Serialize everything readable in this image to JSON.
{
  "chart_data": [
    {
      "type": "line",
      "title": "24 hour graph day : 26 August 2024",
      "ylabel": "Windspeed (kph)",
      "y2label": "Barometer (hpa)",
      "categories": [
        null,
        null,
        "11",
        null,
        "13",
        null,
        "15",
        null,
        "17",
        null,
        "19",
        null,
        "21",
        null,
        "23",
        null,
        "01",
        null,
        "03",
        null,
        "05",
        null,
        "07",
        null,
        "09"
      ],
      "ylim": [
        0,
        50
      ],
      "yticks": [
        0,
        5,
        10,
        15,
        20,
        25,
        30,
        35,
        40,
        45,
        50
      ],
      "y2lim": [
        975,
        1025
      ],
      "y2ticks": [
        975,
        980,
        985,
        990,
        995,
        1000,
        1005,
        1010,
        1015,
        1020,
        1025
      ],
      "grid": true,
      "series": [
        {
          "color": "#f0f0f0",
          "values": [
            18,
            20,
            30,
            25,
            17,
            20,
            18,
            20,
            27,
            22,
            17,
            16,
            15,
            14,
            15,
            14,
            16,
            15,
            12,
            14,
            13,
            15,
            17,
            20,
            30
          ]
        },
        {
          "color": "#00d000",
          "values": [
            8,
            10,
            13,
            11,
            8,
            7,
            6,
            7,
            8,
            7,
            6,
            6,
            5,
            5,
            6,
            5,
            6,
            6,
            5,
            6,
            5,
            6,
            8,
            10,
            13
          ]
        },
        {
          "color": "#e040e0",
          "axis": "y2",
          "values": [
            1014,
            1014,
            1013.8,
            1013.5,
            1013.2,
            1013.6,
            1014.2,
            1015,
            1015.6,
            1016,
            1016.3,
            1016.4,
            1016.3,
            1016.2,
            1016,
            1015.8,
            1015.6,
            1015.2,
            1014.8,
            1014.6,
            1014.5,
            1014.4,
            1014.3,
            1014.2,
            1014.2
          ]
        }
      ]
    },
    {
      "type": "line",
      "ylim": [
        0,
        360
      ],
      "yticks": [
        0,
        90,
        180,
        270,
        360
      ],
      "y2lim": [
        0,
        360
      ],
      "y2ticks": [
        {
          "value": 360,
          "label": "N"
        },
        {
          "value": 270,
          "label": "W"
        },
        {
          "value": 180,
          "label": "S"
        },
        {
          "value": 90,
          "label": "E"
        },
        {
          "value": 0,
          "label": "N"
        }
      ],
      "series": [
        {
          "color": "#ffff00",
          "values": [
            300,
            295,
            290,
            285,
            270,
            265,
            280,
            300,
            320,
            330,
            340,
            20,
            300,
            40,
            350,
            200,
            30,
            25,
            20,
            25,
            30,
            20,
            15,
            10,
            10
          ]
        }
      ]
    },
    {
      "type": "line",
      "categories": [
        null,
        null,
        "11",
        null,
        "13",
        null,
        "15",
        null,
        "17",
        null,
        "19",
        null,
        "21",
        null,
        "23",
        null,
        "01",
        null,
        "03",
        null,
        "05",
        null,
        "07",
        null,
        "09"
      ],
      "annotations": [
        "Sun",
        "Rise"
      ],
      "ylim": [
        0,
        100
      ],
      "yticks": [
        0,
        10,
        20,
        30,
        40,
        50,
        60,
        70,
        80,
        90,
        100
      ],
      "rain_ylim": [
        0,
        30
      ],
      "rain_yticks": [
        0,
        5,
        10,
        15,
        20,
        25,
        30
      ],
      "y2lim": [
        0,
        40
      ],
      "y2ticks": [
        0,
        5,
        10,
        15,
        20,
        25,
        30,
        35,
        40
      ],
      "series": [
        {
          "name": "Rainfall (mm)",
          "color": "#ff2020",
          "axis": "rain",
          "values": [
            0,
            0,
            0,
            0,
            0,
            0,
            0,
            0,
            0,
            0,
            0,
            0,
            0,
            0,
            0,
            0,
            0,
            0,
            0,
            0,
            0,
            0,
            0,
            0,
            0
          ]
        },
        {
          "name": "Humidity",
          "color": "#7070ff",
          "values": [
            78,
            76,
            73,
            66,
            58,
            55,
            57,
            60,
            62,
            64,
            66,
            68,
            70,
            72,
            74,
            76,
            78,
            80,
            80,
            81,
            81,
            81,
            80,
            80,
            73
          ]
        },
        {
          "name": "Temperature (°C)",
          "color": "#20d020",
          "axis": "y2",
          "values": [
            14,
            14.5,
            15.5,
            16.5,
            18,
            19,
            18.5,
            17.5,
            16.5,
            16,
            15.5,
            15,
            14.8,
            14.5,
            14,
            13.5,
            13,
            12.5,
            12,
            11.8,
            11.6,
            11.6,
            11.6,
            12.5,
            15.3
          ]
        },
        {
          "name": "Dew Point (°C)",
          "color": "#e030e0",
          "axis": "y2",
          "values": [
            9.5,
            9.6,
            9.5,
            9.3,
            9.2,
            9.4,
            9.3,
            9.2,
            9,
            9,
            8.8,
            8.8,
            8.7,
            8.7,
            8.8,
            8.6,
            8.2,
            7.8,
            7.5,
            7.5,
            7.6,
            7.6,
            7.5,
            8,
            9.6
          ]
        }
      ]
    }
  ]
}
━━━━━━━━━━━━━━━━━━━━
§ AIM OF THE TASK:
Provide all the records again, word for word.

§ THE OUTPUT:
Serialize everything readable in this image to JSON.
{
  "chart_data": [
    {
      "type": "line",
      "title": "24 hour graph day : 26 August 2024",
      "ylabel": "Windspeed (kph)",
      "y2label": "Barometer (hpa)",
      "categories": [
        null,
        null,
        "11",
        null,
        "13",
        null,
        "15",
        null,
        "17",
        null,
        "19",
        null,
        "21",
        null,
        "23",
        null,
        "01",
        null,
        "03",
        null,
        "05",
        null,
        "07",
        null,
        "09"
      ],
      "ylim": [
        0,
        50
      ],
      "yticks": [
        0,
        5,
        10,
        15,
        20,
        25,
        30,
        35,
        40,
        45,
        50
      ],
      "y2lim": [
        975,
        1025
      ],
      "y2ticks": [
        975,
        980,
        985,
        990,
        995,
        1000,
        1005,
        1010,
        1015,
        1020,
        1025
      ],
      "grid": true,
      "series": [
        {
          "color": "#f0f0f0",
          "values": [
            18,
            20,
            30,
            25,
            17,
            20,
            18,
            20,
            27,
            22,
            17,
            16,
            15,
            14,
            15,
            14,
            16,
            15,
            12,
            14,
            13,
            15,
            17,
            20,
            30
          ]
        },
        {
          "color": "#00d000",
          "values": [
            8,
            10,
            13,
            11,
            8,
            7,
            6,
            7,
            8,
            7,
            6,
            6,
            5,
            5,
            6,
            5,
            6,
            6,
            5,
            6,
            5,
            6,
            8,
            10,
            13
          ]
        },
        {
          "color": "#e040e0",
          "axis": "y2",
          "values": [
            1014,
            1014,
            1013.8,
            1013.5,
            1013.2,
            1013.6,
            1014.2,
            1015,
            1015.6,
            1016,
            1016.3,
            1016.4,
            1016.3,
            1016.2,
            1016,
            1015.8,
            1015.6,
            1015.2,
            1014.8,
            1014.6,
            1014.5,
            1014.4,
            1014.3,
            1014.2,
            1014.2
          ]
        }
      ]
    },
    {
      "type": "line",
      "ylim": [
        0,
        360
      ],
      "yticks": [
        0,
        90,
        180,
        270,
        360
      ],
      "y2lim": [
        0,
        360
      ],
      "y2ticks": [
        {
          "value": 360,
          "label": "N"
        },
        {
          "value": 270,
          "label": "W"
        },
        {
          "value": 180,
          "label": "S"
        },
        {
          "value": 90,
          "label": "E"
        },
        {
          "value": 0,
          "label": "N"
        }
      ],
      "series": [
        {
          "color": "#ffff00",
          "values": [
            300,
            295,
            290,
            285,
            270,
            265,
            280,
            300,
            320,
            330,
            340,
            20,
            300,
            40,
            350,
            200,
            30,
            25,
            20,
            25,
            30,
            20,
            15,
            10,
            10
          ]
        }
      ]
    },
    {
      "type": "line",
      "categories": [
        null,
        null,
        "11",
        null,
        "13",
        null,
        "15",
        null,
        "17",
        null,
        "19",
        null,
        "21",
        null,
        "23",
        null,
        "01",
        null,
        "03",
        null,
        "05",
        null,
        "07",
        null,
        "09"
      ],
      "annotations": [
        "Sun",
        "Rise"
      ],
      "ylim": [
        0,
        100
      ],
      "yticks": [
        0,
        10,
        20,
        30,
        40,
        50,
        60,
        70,
        80,
        90,
        100
      ],
      "rain_ylim": [
        0,
        30
      ],
      "rain_yticks": [
        0,
        5,
        10,
        15,
        20,
        25,
        30
      ],
      "y2lim": [
        0,
        40
      ],
      "y2ticks": [
        0,
        5,
        10,
        15,
        20,
        25,
        30,
        35,
        40
      ],
      "series": [
        {
          "name": "Rainfall (mm)",
          "color": "#ff2020",
          "axis": "rain",
          "values": [
            0,
            0,
            0,
            0,
            0,
            0,
            0,
            0,
            0,
            0,
            0,
            0,
            0,
            0,
            0,
            0,
            0,
            0,
            0,
            0,
            0,
            0,
            0,
            0,
            0
          ]
        },
        {
          "name": "Humidity",
          "color": "#7070ff",
          "values": [
            78,
            76,
            73,
            66,
            58,
            55,
            57,
            60,
            62,
            64,
            66,
            68,
            70,
            72,
            74,
            76,
            78,
            80,
            80,
            81,
            81,
            81,
            80,
            80,
            73
          ]
        },
        {
          "name": "Temperature (°C)",
          "color": "#20d020",
          "axis": "y2",
          "values": [
            14,
            14.5,
            15.5,
            16.5,
            18,
            19,
            18.5,
            17.5,
            16.5,
            16,
            15.5,
            15,
            14.8,
            14.5,
            14,
            13.5,
            13,
            12.5,
            12,
            11.8,
            11.6,
            11.6,
            11.6,
            12.5,
            15.3
          ]
        },
        {
          "name": "Dew Point (°C)",
          "color": "#e030e0",
          "axis": "y2",
          "values": [
            9.5,
            9.6,
            9.5,
            9.3,
            9.2,
            9.4,
            9.3,
            9.2,
            9,
            9,
            8.8,
            8.8,
            8.7,
            8.7,
            8.8,
            8.6,
            8.2,
            7.8,
            7.5,
            7.5,
            7.6,
            7.6,
            7.5,
            8,
            9.6
          ]
        }
      ]
    }
  ]
}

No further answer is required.